#### [Exercise]
Write out precisely the lines beginning with the line that contains "Transcribe this image's" and ending with the last line of the entries, and no other lines.

# Start of Data excerpts

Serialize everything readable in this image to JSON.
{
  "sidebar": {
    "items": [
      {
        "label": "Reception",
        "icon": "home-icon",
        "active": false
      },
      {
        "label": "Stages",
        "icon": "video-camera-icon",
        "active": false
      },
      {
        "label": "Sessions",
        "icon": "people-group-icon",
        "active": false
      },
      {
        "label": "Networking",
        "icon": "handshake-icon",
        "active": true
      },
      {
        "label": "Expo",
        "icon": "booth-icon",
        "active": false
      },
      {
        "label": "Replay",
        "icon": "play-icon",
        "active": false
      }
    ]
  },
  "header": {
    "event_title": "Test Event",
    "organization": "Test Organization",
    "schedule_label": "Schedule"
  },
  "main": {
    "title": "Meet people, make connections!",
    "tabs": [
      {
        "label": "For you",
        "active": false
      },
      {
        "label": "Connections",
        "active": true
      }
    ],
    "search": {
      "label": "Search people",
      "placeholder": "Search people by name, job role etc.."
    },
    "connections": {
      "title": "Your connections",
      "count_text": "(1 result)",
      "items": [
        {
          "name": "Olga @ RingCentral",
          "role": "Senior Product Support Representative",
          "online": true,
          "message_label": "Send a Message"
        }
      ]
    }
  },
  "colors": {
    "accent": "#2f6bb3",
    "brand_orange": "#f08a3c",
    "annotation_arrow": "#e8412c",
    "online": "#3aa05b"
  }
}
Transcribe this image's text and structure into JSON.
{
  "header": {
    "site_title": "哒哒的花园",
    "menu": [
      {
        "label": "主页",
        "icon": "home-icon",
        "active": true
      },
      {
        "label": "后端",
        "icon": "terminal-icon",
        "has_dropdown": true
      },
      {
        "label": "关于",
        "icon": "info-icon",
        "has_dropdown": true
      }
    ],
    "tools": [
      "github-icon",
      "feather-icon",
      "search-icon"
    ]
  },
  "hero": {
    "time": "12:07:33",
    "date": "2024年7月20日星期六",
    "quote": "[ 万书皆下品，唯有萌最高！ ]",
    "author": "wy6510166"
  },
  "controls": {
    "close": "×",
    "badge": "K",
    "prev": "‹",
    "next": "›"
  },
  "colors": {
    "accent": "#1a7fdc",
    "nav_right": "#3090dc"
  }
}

# End of Data excerpts

#### [Exercise response]
Transcribe this image's text and structure into JSON.
{
  "header": {
    "site_title": "哒哒的花园",
    "menu": [
      {
        "label": "主页",
        "icon": "home-icon",
        "active": true
      },
      {
        "label": "后端",
        "icon": "terminal-icon",
        "has_dropdown": true
      },
      {
        "label": "关于",
        "icon": "info-icon",
        "has_dropdown": true
      }
    ],
    "tools": [
      "github-icon",
      "feather-icon",
      "search-icon"
    ]
  },
  "hero": {
    "time": "12:07:33",
    "date": "2024年7月20日星期六",
    "quote": "[ 万书皆下品，唯有萌最高！ ]",
    "author": "wy6510166"
  },
  "controls": {
    "close": "×",
    "badge": "K",
    "prev": "‹",
    "next": "›"
  },
  "colors": {
    "accent": "#1a7fdc",
    "nav_right": "#3090dc"
  }
}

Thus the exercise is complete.